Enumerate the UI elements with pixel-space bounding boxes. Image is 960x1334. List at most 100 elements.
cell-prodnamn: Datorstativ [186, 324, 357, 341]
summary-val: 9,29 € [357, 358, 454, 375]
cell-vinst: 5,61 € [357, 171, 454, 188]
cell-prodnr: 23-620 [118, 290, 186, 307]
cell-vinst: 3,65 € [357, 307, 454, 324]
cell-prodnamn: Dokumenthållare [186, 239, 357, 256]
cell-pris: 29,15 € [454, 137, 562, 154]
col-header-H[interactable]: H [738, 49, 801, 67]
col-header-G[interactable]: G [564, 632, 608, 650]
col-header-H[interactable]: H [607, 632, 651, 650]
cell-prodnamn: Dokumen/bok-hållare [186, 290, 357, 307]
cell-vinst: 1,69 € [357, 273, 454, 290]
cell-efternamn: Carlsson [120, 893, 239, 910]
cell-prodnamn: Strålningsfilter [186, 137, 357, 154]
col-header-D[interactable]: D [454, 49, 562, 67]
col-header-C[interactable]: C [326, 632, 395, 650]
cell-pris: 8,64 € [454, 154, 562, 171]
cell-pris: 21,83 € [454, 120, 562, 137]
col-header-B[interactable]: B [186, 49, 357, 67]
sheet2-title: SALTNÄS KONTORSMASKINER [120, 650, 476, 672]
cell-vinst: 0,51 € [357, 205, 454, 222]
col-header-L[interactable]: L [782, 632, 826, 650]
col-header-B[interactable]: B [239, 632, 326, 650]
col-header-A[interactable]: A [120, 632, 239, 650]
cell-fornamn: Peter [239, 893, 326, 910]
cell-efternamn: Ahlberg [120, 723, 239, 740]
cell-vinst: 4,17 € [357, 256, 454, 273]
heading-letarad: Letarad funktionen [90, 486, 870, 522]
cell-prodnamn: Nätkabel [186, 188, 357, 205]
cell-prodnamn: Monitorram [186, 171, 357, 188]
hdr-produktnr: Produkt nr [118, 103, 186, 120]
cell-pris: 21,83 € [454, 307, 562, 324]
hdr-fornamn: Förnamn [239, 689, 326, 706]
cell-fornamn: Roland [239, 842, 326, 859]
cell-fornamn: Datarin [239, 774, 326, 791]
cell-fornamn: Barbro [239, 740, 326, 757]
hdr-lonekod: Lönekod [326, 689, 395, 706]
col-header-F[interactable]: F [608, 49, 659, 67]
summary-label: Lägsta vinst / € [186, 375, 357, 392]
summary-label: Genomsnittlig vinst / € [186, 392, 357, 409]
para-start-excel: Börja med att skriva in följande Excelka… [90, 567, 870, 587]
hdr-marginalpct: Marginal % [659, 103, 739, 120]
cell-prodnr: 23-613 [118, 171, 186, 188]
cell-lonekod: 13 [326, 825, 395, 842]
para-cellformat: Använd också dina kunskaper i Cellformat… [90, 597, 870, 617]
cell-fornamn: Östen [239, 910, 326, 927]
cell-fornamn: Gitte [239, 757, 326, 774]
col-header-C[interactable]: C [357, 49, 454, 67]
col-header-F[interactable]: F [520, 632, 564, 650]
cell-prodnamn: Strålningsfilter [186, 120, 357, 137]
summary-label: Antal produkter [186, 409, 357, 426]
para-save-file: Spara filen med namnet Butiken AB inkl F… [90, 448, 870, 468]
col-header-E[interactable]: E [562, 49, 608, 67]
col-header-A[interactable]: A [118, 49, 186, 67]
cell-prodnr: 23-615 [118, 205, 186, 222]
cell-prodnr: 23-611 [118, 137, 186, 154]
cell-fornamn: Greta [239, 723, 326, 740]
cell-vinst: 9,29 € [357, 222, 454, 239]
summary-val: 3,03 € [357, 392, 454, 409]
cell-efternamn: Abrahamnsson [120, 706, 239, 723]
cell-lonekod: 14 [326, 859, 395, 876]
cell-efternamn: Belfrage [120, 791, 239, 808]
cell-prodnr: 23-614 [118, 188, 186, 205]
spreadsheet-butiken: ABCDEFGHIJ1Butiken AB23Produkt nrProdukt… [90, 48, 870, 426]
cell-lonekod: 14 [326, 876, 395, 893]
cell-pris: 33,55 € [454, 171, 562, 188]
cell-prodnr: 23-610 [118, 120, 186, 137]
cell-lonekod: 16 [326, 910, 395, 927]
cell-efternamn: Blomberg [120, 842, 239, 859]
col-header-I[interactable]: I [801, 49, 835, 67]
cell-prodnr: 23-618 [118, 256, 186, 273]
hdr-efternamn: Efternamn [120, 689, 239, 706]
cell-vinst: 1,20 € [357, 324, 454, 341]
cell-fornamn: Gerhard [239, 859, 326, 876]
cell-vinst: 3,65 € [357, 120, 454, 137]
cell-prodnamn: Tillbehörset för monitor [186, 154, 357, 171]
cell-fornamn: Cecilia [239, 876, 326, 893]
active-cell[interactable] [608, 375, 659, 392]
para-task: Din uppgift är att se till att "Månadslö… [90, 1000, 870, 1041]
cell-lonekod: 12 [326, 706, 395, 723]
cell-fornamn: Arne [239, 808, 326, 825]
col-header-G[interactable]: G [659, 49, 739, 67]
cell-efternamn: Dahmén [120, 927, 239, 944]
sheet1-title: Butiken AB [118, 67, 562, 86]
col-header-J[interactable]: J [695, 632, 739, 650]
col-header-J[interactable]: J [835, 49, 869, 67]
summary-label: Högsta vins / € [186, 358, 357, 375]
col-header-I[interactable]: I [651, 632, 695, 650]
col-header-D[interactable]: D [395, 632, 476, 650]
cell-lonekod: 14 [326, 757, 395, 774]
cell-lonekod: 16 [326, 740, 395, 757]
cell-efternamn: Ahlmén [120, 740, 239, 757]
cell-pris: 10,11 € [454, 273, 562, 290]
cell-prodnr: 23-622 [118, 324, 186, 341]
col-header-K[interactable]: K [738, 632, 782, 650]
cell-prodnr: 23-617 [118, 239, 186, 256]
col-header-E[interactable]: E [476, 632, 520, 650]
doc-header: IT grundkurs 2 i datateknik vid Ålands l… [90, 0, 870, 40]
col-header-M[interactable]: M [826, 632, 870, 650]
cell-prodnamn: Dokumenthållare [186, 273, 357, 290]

→ Problem description
When the material above has been read, copy all of it exactly.

→ Solved exercise
Enumerate the UI elements with pixel-space bounding boxes. Image is 960x1334. List at most 100 elements.
cell-prodnamn: Datorstativ [186, 324, 357, 341]
summary-val: 9,29 € [357, 358, 454, 375]
cell-vinst: 5,61 € [357, 171, 454, 188]
cell-prodnr: 23-620 [118, 290, 186, 307]
cell-vinst: 3,65 € [357, 307, 454, 324]
cell-prodnamn: Dokumenthållare [186, 239, 357, 256]
cell-pris: 29,15 € [454, 137, 562, 154]
col-header-H[interactable]: H [738, 49, 801, 67]
col-header-G[interactable]: G [564, 632, 608, 650]
col-header-H[interactable]: H [607, 632, 651, 650]
cell-prodnamn: Dokumen/bok-hållare [186, 290, 357, 307]
cell-vinst: 1,69 € [357, 273, 454, 290]
cell-efternamn: Carlsson [120, 893, 239, 910]
cell-prodnamn: Strålningsfilter [186, 137, 357, 154]
col-header-D[interactable]: D [454, 49, 562, 67]
col-header-C[interactable]: C [326, 632, 395, 650]
cell-pris: 8,64 € [454, 154, 562, 171]
cell-pris: 21,83 € [454, 120, 562, 137]
col-header-B[interactable]: B [186, 49, 357, 67]
sheet2-title: SALTNÄS KONTORSMASKINER [120, 650, 476, 672]
cell-vinst: 0,51 € [357, 205, 454, 222]
col-header-L[interactable]: L [782, 632, 826, 650]
col-header-B[interactable]: B [239, 632, 326, 650]
col-header-A[interactable]: A [120, 632, 239, 650]
cell-fornamn: Peter [239, 893, 326, 910]
cell-efternamn: Ahlberg [120, 723, 239, 740]
cell-vinst: 4,17 € [357, 256, 454, 273]
heading-letarad: Letarad funktionen [90, 486, 870, 522]
cell-prodnamn: Nätkabel [186, 188, 357, 205]
cell-prodnamn: Monitorram [186, 171, 357, 188]
hdr-produktnr: Produkt nr [118, 103, 186, 120]
cell-pris: 21,83 € [454, 307, 562, 324]
hdr-fornamn: Förnamn [239, 689, 326, 706]
cell-fornamn: Roland [239, 842, 326, 859]
cell-fornamn: Datarin [239, 774, 326, 791]
cell-fornamn: Barbro [239, 740, 326, 757]
hdr-lonekod: Lönekod [326, 689, 395, 706]
col-header-F[interactable]: F [608, 49, 659, 67]
summary-label: Lägsta vinst / € [186, 375, 357, 392]
summary-label: Genomsnittlig vinst / € [186, 392, 357, 409]
para-start-excel: Börja med att skriva in följande Excelka… [90, 567, 870, 587]
hdr-marginalpct: Marginal % [659, 103, 739, 120]
cell-prodnr: 23-613 [118, 171, 186, 188]
cell-lonekod: 13 [326, 825, 395, 842]
para-cellformat: Använd också dina kunskaper i Cellformat… [90, 597, 870, 617]
cell-fornamn: Östen [239, 910, 326, 927]
cell-fornamn: Gitte [239, 757, 326, 774]
col-header-C[interactable]: C [357, 49, 454, 67]
col-header-F[interactable]: F [520, 632, 564, 650]
cell-prodnamn: Strålningsfilter [186, 120, 357, 137]
summary-label: Antal produkter [186, 409, 357, 426]
para-save-file: Spara filen med namnet Butiken AB inkl F… [90, 448, 870, 468]
col-header-E[interactable]: E [562, 49, 608, 67]
col-header-A[interactable]: A [118, 49, 186, 67]
cell-prodnr: 23-615 [118, 205, 186, 222]
cell-prodnr: 23-611 [118, 137, 186, 154]
cell-fornamn: Greta [239, 723, 326, 740]
cell-vinst: 9,29 € [357, 222, 454, 239]
summary-val: 3,03 € [357, 392, 454, 409]
cell-efternamn: Abrahamnsson [120, 706, 239, 723]
cell-lonekod: 14 [326, 859, 395, 876]
cell-efternamn: Belfrage [120, 791, 239, 808]
cell-prodnr: 23-614 [118, 188, 186, 205]
spreadsheet-butiken: ABCDEFGHIJ1Butiken AB23Produkt nrProdukt… [90, 48, 870, 426]
cell-lonekod: 14 [326, 876, 395, 893]
cell-pris: 33,55 € [454, 171, 562, 188]
cell-prodnr: 23-610 [118, 120, 186, 137]
cell-lonekod: 16 [326, 910, 395, 927]
cell-efternamn: Blomberg [120, 842, 239, 859]
col-header-I[interactable]: I [801, 49, 835, 67]
cell-prodnr: 23-618 [118, 256, 186, 273]
hdr-efternamn: Efternamn [120, 689, 239, 706]
cell-vinst: 1,20 € [357, 324, 454, 341]
cell-fornamn: Gerhard [239, 859, 326, 876]
cell-vinst: 3,65 € [357, 120, 454, 137]
cell-prodnamn: Tillbehörset för monitor [186, 154, 357, 171]
cell-fornamn: Cecilia [239, 876, 326, 893]
active-cell[interactable] [608, 375, 659, 392]
para-task: Din uppgift är att se till att "Månadslö… [90, 1000, 870, 1041]
cell-lonekod: 12 [326, 706, 395, 723]
cell-fornamn: Arne [239, 808, 326, 825]
col-header-G[interactable]: G [659, 49, 739, 67]
cell-efternamn: Dahmén [120, 927, 239, 944]
sheet1-title: Butiken AB [118, 67, 562, 86]
col-header-J[interactable]: J [695, 632, 739, 650]
col-header-J[interactable]: J [835, 49, 869, 67]
summary-label: Högsta vins / € [186, 358, 357, 375]
col-header-I[interactable]: I [651, 632, 695, 650]
col-header-D[interactable]: D [395, 632, 476, 650]
cell-lonekod: 14 [326, 757, 395, 774]
cell-lonekod: 16 [326, 740, 395, 757]
cell-efternamn: Ahlmén [120, 740, 239, 757]
cell-pris: 10,11 € [454, 273, 562, 290]
cell-prodnr: 23-622 [118, 324, 186, 341]
col-header-K[interactable]: K [738, 632, 782, 650]
cell-prodnr: 23-617 [118, 239, 186, 256]
col-header-E[interactable]: E [476, 632, 520, 650]
doc-header: IT grundkurs 2 i datateknik vid Ålands l… [90, 0, 870, 40]
col-header-M[interactable]: M [826, 632, 870, 650]
cell-prodnamn: Dokumenthållare [186, 273, 357, 290]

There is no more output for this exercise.